#### Extracted material
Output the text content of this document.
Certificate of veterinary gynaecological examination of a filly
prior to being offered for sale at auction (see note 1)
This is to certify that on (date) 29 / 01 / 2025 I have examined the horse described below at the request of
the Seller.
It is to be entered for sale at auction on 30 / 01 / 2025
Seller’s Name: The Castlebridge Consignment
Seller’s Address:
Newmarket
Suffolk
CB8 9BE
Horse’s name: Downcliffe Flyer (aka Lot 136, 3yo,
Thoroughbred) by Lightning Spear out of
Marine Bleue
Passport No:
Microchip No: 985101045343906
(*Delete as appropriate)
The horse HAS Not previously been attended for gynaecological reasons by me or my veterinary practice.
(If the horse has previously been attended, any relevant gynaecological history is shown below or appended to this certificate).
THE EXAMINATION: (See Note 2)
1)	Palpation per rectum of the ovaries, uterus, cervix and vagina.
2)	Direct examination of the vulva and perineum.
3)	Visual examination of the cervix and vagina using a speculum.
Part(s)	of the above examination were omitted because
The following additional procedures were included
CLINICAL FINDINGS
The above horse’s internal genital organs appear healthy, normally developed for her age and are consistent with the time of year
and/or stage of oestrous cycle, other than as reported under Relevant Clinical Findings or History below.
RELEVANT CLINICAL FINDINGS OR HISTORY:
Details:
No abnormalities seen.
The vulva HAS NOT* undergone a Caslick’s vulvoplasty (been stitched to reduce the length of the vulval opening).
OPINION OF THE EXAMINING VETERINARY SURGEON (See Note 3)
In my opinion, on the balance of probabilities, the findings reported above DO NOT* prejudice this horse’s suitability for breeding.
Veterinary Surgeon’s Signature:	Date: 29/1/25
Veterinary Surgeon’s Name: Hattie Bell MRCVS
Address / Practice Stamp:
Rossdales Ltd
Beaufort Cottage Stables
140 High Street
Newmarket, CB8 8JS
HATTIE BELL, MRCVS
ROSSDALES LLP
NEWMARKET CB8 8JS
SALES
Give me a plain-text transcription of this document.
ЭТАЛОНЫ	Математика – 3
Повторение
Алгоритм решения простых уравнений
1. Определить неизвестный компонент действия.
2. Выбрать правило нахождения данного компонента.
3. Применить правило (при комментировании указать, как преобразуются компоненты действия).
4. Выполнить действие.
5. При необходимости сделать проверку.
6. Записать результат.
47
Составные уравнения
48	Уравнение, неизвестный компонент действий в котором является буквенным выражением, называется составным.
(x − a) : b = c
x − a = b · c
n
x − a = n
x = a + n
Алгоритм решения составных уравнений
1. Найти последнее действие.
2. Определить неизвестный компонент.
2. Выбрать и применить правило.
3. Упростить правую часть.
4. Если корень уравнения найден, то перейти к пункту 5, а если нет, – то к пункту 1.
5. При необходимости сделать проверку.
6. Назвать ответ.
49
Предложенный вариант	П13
########
Show every line in the records above that contains the word "Определить".

1. Определить неизвестный компонент действия.
2. Определить неизвестный компонент.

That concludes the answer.